■ Task:
Go through the lines below and copy each one that holds the string "митрополита".
········
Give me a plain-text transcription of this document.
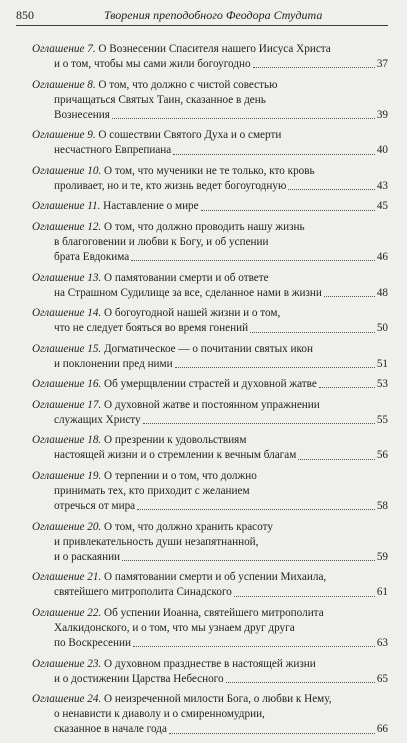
850	Творения преподобного Феодора Студита
Оглашение 7. О Вознесении Спасителя нашего Иисуса Христа
и о том, чтобы мы сами жили богоугодно	37
Оглашение 8. О том, что должно с чистой совестью
причащаться Святых Таин, сказанное в день
Вознесения	39
Оглашение 9. О сошествии Святого Духа и о смерти
несчастного Евпрепиана	40
Оглашение 10. О том, что мученики не те только, кто кровь
проливает, но и те, кто жизнь ведет богоугодную	43
Оглашение 11. Наставление о мире	45
Оглашение 12. О том, что должно проводить нашу жизнь
в благоговении и любви к Богу, и об успении
брата Евдокима	46
Оглашение 13. О памятовании смерти и об ответе
на Страшном Судилище за все, сделанное нами в жизни	48
Оглашение 14. О богоугодной нашей жизни и о том,
что не следует бояться во время гонений	50
Оглашение 15. Догматическое — о почитании святых икон
и поклонении пред ними	51
Оглашение 16. Об умерщвлении страстей и духовной жатве	53
Оглашение 17. О духовной жатве и постоянном упражнении
служащих Христу	55
Оглашение 18. О презрении к удовольствиям
настоящей жизни и о стремлении к вечным благам	56
Оглашение 19. О терпении и о том, что должно
принимать тех, кто приходит с желанием
отречься от мира	58
Оглашение 20. О том, что должно хранить красоту
и привлекательность души незапятнанной,
и о раскаянии	59
Оглашение 21. О памятовании смерти и об успении Михаила,
святейшего митрополита Синадского	61
Оглашение 22. Об успении Иоанна, святейшего митрополита
Халкидонского, и о том, что мы узнаем друг друга
по Воскресении	63
Оглашение 23. О духовном празднестве в настоящей жизни
и о достижении Царства Небесного	65
Оглашение 24. О неизреченной милости Бога, о любви к Нему,
о ненависти к диаволу и о смиренномудрии,
сказанное в начале года	66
········
■ Solution to this task:
святейшего митрополита Синадского	61
Оглашение 22. Об успении Иоанна, святейшего митрополита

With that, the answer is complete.